▶ DATA FOR ANALYSIS:
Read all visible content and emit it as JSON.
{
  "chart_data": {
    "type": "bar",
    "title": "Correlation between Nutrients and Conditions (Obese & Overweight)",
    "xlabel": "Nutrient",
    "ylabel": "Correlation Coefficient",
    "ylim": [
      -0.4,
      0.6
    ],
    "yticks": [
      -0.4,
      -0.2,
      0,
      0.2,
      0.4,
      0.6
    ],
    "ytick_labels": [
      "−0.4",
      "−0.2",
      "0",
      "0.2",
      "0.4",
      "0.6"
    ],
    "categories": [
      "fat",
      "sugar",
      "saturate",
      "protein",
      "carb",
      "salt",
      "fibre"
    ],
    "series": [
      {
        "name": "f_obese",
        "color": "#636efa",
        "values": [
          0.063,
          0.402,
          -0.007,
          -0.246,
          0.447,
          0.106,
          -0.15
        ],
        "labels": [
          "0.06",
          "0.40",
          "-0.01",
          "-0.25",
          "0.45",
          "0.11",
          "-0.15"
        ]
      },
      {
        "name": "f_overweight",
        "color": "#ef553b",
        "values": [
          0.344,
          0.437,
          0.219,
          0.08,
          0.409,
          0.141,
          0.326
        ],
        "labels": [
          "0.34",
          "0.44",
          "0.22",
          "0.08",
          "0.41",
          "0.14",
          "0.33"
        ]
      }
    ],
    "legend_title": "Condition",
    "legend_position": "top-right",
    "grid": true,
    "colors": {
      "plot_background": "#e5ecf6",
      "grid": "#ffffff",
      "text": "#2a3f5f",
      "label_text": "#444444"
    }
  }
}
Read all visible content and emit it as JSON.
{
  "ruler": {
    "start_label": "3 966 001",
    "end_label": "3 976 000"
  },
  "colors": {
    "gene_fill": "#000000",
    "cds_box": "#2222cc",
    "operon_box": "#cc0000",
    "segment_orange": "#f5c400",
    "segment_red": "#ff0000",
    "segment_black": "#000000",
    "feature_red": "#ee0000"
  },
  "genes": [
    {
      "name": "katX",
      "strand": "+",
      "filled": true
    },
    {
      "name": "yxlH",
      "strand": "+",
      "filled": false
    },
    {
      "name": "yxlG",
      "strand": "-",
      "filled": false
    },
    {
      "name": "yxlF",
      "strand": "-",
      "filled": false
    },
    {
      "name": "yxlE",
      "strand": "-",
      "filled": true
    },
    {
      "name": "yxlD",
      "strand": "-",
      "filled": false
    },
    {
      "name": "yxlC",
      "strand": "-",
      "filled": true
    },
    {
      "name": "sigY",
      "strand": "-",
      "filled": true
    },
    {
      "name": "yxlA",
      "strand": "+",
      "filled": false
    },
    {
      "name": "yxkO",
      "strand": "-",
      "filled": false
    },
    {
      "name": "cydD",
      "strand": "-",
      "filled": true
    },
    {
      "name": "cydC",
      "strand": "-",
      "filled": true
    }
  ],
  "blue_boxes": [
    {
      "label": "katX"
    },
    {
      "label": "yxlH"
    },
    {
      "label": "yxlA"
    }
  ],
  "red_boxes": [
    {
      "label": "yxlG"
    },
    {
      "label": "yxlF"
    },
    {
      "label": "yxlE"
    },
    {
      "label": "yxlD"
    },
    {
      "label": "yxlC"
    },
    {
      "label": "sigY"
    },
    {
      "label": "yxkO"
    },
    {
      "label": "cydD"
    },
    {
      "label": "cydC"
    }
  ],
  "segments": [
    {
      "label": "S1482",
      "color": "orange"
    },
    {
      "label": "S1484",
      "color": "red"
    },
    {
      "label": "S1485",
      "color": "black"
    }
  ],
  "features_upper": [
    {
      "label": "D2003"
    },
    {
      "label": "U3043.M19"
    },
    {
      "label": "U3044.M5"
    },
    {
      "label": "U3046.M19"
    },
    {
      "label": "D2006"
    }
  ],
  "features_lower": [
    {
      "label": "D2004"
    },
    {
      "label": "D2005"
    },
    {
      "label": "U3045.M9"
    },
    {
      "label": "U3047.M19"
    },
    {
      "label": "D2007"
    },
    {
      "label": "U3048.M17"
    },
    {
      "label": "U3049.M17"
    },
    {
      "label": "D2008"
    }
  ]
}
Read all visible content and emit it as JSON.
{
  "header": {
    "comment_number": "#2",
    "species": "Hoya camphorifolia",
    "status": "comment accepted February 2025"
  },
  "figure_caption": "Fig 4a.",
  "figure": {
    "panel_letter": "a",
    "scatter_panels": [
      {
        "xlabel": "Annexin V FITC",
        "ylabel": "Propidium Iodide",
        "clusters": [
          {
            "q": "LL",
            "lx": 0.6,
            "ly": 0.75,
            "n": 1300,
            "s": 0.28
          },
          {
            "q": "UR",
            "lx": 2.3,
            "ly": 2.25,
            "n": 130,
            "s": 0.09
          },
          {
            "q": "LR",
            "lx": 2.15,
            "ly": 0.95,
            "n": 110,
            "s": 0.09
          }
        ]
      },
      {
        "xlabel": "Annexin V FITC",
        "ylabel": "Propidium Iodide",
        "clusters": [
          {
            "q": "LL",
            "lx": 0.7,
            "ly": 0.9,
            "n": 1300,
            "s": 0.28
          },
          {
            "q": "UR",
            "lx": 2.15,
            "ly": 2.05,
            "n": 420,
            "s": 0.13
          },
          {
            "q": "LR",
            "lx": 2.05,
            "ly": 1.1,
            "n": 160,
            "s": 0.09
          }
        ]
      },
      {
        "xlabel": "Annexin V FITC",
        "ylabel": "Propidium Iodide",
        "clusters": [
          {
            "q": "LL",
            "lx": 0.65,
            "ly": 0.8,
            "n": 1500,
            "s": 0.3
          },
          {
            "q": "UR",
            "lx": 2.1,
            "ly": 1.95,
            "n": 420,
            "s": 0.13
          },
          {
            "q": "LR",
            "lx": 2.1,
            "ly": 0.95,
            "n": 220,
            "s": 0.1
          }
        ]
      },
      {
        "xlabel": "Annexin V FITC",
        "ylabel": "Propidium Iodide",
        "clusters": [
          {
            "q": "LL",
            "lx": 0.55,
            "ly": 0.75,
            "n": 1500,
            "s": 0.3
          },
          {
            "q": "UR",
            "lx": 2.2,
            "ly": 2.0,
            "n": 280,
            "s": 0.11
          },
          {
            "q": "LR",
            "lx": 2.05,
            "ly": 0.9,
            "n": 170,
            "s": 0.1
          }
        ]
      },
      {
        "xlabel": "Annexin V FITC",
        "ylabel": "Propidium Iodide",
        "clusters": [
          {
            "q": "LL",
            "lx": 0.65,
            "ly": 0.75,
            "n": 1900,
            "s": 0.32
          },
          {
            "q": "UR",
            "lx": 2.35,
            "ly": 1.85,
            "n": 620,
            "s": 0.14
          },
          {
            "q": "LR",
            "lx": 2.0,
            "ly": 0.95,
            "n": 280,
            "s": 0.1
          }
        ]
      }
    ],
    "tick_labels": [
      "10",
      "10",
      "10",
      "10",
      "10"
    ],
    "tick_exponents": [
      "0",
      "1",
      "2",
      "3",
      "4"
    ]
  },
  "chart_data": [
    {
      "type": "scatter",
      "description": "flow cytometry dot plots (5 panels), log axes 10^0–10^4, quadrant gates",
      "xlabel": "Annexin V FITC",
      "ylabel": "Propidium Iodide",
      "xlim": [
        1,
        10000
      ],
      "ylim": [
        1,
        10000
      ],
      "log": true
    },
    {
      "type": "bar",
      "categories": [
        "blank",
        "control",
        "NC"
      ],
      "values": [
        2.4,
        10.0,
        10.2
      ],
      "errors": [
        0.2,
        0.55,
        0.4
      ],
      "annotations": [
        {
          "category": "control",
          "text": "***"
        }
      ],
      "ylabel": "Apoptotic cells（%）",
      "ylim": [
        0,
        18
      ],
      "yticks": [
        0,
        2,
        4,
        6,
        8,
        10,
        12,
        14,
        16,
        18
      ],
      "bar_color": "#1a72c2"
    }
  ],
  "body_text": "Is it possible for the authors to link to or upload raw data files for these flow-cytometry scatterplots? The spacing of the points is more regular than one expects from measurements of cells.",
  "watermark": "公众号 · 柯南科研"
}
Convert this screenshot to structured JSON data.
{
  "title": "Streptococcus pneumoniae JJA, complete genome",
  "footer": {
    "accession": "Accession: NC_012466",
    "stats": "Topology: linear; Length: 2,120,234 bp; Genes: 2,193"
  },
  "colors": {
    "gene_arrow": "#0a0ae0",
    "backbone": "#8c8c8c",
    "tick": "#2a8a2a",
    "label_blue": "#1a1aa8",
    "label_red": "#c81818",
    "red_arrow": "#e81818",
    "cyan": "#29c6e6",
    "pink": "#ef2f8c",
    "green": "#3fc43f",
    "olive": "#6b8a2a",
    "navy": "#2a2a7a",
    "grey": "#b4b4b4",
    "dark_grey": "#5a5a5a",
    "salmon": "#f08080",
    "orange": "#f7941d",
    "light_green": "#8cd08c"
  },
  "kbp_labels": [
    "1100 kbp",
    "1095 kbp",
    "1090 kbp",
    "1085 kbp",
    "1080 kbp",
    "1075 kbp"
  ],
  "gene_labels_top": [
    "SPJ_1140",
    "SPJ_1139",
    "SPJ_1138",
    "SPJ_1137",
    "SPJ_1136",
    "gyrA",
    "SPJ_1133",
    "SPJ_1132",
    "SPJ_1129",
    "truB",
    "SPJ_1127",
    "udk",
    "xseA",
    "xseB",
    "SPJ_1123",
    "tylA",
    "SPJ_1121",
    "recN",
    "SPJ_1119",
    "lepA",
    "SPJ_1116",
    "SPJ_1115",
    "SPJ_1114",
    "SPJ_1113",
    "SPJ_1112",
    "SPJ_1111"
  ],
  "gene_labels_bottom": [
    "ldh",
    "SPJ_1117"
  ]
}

▶ DESCRIPTION OF THE TASK:
With "flow" as the string to look for, count the matching lines above and give the number by itself.

▶ THE COMPLETED TASK:
2